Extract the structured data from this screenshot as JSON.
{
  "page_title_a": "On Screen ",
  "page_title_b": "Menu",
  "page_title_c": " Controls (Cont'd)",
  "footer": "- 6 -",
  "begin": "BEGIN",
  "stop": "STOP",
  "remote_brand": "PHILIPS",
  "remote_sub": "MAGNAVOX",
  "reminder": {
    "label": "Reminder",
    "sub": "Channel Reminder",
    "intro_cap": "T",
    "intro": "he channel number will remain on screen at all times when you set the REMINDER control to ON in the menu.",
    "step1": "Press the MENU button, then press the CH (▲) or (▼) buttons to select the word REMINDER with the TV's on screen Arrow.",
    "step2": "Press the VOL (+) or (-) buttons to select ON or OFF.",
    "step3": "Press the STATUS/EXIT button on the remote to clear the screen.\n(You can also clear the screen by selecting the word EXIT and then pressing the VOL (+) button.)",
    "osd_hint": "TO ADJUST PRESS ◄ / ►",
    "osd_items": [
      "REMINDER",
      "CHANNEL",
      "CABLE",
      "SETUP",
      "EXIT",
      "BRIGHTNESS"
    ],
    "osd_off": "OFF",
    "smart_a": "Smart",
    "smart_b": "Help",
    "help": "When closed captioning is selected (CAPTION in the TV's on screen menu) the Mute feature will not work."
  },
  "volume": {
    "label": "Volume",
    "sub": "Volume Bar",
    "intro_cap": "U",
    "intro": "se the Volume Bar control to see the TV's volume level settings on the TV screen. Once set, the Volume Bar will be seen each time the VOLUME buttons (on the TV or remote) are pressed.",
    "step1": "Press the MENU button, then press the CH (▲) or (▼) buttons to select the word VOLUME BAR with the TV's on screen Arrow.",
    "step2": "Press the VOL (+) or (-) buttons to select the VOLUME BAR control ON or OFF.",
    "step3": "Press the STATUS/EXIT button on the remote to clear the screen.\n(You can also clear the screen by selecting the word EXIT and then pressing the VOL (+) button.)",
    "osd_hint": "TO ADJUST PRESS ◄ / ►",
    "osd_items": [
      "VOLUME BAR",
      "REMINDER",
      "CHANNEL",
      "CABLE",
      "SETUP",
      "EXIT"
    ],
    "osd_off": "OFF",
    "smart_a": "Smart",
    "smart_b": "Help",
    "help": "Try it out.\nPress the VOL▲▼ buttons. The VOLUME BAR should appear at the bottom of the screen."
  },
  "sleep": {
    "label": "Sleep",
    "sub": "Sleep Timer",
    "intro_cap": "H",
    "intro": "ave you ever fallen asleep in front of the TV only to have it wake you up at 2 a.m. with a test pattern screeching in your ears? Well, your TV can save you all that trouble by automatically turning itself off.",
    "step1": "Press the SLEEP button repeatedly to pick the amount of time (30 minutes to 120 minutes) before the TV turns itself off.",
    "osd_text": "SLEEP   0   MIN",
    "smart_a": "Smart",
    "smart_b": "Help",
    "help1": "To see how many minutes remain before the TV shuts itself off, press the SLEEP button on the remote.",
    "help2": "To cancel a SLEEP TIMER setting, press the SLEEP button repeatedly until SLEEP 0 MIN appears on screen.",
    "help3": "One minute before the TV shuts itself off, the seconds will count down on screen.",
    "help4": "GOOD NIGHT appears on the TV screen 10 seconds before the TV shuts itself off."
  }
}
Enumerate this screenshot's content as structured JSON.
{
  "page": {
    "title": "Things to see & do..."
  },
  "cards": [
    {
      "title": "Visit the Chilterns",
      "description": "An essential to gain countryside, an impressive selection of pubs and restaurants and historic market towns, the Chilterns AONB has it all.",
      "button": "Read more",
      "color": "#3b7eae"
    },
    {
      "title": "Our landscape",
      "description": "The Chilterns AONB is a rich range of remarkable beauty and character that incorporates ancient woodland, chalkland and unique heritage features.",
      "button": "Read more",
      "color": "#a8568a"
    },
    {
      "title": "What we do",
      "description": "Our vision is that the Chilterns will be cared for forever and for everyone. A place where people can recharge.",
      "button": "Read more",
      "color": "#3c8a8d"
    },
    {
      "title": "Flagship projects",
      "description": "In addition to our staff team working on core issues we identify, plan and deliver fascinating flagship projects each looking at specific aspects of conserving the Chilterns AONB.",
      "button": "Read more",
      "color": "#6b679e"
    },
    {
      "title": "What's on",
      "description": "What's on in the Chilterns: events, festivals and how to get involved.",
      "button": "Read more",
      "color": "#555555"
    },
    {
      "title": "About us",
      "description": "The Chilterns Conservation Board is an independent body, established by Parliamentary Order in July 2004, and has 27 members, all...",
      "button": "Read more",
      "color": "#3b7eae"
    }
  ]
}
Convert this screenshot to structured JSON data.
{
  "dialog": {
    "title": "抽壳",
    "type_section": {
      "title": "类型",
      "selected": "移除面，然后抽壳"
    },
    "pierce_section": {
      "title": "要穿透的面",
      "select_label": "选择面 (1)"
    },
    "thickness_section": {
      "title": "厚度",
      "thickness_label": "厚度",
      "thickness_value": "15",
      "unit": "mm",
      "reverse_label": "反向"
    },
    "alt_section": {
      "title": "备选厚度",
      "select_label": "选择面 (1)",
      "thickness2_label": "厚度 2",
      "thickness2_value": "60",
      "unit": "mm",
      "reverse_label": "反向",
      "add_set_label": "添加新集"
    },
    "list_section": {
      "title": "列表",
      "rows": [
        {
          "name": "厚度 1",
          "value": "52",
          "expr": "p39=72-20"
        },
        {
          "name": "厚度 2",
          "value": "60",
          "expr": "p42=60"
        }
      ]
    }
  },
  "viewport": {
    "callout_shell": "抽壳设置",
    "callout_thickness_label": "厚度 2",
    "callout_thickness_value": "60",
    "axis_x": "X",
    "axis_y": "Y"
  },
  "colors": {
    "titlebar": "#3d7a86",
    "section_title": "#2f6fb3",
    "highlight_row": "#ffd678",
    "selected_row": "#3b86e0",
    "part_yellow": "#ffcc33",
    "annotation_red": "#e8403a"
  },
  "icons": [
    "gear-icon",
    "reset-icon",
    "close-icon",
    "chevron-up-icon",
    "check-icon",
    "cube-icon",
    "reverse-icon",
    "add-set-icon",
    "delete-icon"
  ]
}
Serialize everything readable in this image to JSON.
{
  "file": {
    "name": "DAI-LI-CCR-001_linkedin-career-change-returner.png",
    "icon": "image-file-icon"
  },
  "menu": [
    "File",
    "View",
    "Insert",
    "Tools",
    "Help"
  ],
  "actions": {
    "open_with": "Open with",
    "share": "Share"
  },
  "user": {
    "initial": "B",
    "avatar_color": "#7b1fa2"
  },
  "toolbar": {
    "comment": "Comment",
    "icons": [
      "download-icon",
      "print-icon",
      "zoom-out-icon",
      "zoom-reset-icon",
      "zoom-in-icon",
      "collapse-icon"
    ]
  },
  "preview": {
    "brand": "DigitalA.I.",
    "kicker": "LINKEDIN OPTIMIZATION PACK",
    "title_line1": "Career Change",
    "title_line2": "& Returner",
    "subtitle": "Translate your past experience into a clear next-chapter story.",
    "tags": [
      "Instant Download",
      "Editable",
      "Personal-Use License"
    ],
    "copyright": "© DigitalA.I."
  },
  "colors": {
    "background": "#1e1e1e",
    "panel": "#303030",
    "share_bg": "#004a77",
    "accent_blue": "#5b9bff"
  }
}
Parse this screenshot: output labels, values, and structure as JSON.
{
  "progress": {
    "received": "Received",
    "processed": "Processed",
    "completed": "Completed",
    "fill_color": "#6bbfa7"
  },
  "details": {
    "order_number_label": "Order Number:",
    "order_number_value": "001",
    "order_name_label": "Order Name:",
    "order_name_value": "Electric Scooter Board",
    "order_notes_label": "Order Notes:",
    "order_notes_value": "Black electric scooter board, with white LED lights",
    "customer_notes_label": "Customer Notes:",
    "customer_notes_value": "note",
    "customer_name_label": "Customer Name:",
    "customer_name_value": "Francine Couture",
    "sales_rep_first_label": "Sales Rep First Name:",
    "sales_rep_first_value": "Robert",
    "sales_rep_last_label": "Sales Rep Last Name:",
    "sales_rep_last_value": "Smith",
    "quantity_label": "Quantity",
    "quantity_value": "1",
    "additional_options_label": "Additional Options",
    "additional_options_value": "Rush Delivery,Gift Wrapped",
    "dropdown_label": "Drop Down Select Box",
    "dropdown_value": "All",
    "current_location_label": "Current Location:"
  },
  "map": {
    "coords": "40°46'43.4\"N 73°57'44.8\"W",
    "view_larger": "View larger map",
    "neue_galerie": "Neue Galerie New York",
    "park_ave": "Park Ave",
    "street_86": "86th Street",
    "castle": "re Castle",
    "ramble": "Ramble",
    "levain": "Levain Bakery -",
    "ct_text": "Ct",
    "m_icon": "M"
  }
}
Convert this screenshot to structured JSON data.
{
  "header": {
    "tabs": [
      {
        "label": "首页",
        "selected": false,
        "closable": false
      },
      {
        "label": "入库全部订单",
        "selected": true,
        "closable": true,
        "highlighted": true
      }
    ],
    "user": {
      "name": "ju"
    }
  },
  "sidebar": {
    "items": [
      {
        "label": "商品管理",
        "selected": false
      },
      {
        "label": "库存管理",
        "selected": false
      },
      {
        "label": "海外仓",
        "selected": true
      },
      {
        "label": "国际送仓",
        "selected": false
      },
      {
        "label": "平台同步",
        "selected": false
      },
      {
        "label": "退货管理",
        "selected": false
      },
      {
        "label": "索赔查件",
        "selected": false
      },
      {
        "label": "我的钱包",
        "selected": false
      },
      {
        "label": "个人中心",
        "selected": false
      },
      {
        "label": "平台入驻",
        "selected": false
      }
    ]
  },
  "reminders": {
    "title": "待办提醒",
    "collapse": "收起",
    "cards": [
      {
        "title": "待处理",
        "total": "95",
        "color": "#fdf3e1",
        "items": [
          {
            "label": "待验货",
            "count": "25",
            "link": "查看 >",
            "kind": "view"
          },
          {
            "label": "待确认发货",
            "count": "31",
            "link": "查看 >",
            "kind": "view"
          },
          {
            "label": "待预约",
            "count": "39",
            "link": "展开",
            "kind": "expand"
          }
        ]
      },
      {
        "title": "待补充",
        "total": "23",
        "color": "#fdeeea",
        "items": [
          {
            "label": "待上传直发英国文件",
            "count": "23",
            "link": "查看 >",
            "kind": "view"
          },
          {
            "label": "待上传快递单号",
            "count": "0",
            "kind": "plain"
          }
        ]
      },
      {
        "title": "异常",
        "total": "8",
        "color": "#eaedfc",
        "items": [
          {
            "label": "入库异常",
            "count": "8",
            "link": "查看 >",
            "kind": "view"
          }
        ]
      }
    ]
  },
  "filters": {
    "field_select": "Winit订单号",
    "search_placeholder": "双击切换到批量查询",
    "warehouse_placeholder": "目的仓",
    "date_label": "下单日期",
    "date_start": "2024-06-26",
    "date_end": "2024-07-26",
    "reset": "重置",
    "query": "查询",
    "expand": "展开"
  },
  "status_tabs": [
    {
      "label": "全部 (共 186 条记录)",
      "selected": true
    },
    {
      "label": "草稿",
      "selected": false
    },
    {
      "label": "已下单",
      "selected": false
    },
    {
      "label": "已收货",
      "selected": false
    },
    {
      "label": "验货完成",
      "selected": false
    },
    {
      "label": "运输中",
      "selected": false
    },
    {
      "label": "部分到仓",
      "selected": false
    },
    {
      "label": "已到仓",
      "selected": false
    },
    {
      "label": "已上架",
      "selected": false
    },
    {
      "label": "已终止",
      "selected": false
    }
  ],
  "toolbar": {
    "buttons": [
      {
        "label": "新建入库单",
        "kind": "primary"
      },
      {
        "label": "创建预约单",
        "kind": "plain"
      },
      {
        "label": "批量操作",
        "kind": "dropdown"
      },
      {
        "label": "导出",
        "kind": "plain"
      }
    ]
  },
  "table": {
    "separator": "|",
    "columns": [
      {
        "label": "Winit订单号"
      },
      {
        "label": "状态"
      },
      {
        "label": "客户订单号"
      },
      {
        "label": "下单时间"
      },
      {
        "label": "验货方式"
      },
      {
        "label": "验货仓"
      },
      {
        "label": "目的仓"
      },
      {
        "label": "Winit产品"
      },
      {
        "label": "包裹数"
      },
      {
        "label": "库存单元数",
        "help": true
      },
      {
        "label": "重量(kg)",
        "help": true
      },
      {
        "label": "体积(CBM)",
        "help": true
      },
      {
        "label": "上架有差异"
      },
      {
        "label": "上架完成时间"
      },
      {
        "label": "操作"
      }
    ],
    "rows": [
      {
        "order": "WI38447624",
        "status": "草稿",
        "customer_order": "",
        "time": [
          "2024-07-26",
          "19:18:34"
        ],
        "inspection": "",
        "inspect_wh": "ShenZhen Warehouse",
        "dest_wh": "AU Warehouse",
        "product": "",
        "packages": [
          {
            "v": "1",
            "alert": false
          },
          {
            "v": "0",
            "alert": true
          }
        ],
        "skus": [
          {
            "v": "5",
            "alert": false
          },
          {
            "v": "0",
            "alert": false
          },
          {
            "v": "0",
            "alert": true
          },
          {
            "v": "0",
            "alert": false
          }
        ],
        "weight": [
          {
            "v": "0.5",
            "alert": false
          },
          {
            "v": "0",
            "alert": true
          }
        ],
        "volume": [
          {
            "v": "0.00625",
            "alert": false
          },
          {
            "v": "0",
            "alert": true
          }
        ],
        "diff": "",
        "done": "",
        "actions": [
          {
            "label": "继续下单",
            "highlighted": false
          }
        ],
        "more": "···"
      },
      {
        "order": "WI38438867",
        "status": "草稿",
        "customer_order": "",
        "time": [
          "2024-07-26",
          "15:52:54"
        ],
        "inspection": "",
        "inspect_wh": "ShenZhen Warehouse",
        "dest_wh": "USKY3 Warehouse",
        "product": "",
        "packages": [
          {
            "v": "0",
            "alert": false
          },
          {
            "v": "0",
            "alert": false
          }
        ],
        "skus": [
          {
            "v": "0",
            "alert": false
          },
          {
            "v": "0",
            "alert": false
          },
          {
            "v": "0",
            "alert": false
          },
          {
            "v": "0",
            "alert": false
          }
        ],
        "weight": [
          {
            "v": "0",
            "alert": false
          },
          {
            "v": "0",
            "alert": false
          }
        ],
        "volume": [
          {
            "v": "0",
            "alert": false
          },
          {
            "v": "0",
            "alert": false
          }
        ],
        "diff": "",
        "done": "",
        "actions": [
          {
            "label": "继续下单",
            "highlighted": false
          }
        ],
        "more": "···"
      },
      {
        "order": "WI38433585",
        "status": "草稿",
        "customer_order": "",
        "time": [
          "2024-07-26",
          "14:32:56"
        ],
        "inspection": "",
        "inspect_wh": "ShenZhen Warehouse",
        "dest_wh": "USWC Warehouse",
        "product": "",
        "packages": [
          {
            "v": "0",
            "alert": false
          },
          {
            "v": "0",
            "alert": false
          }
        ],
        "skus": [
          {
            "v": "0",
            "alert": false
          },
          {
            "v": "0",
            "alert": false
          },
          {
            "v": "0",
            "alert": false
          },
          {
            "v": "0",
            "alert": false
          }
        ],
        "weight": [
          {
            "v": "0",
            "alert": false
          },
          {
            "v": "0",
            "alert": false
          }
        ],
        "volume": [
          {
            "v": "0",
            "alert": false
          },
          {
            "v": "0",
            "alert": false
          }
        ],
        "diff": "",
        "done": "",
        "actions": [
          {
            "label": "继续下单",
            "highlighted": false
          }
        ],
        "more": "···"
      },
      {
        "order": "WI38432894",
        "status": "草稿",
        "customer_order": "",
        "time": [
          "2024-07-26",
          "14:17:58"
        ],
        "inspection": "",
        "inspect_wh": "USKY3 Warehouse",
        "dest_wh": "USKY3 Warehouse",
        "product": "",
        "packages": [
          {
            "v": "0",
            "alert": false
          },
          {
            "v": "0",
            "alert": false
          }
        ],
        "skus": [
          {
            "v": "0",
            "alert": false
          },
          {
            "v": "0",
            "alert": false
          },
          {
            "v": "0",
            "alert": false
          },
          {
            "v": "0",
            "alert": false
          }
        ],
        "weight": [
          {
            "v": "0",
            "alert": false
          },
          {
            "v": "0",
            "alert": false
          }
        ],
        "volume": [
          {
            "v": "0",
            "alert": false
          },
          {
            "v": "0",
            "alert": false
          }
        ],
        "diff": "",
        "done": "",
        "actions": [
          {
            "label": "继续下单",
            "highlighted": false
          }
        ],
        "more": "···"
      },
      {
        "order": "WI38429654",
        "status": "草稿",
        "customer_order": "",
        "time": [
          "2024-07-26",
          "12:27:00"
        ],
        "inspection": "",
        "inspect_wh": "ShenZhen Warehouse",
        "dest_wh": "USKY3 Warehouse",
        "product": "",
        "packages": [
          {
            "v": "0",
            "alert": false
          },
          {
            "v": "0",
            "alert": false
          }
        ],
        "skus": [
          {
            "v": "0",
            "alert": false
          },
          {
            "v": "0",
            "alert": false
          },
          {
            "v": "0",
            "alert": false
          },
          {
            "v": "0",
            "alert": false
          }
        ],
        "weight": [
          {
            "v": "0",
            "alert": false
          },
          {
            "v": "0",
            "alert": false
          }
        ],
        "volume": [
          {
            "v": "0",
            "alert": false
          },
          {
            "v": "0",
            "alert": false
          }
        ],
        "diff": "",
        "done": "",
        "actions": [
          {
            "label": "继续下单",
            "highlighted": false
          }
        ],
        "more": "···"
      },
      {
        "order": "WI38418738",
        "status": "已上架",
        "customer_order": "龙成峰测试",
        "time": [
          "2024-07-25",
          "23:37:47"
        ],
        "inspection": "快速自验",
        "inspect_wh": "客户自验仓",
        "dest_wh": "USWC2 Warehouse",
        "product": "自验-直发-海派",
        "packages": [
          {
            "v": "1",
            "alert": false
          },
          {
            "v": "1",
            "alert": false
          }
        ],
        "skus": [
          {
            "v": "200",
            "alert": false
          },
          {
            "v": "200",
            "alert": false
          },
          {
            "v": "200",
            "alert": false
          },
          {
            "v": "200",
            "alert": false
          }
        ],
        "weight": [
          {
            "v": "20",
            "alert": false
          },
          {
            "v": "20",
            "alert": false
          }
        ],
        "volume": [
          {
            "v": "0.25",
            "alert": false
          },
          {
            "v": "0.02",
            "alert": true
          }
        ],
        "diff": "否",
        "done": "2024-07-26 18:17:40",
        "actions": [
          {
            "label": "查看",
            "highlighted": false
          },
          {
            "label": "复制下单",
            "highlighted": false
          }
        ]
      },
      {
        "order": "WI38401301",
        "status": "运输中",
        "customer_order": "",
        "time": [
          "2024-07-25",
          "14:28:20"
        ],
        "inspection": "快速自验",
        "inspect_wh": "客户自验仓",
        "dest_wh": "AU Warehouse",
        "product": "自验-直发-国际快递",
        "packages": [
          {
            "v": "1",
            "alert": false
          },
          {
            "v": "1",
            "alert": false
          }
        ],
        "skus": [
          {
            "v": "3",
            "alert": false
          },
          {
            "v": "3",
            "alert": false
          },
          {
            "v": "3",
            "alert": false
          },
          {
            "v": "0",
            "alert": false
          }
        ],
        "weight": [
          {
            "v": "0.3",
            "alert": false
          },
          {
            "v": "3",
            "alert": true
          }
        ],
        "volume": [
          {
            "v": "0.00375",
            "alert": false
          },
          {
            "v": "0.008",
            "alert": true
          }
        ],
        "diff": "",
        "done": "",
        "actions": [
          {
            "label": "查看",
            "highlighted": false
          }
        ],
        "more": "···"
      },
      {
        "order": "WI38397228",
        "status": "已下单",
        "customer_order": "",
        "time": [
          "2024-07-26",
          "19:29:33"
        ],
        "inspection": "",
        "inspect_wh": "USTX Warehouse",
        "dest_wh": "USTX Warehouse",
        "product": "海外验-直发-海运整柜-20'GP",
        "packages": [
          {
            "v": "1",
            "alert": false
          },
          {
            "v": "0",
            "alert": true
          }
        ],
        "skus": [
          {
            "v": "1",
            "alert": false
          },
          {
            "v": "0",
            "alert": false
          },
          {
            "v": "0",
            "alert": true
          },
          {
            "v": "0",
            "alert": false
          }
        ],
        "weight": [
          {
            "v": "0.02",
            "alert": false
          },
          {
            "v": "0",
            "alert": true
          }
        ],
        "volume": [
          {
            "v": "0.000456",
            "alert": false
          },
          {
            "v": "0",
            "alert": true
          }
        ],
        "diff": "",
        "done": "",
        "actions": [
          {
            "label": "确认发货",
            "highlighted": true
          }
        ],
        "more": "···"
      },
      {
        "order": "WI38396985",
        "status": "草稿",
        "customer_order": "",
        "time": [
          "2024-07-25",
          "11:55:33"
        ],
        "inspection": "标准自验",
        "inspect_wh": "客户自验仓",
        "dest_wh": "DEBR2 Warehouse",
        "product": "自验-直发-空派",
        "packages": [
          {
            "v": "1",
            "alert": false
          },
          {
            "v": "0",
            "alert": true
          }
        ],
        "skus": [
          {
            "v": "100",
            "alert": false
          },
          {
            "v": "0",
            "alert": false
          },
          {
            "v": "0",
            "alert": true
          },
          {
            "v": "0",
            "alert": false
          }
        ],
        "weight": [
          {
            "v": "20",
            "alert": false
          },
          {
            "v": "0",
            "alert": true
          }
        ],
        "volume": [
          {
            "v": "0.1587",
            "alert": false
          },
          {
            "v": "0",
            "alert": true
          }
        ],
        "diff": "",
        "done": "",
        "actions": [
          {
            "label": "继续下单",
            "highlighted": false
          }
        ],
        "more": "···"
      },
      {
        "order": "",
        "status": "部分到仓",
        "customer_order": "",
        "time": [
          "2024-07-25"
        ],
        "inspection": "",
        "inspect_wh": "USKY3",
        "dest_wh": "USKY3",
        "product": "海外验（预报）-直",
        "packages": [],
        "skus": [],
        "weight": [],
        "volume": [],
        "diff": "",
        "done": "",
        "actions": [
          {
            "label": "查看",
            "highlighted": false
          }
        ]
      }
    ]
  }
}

---

## THE EXERCISE
Pick out the lines that contain "appears" and copy them.

## SOLUTION TO THE PROBLEM
    "help2": "To cancel a SLEEP TIMER setting, press the SLEEP button repeatedly until SLEEP 0 MIN appears on screen.",
    "help4": "GOOD NIGHT appears on the TV screen 10 seconds before the TV shuts itself off."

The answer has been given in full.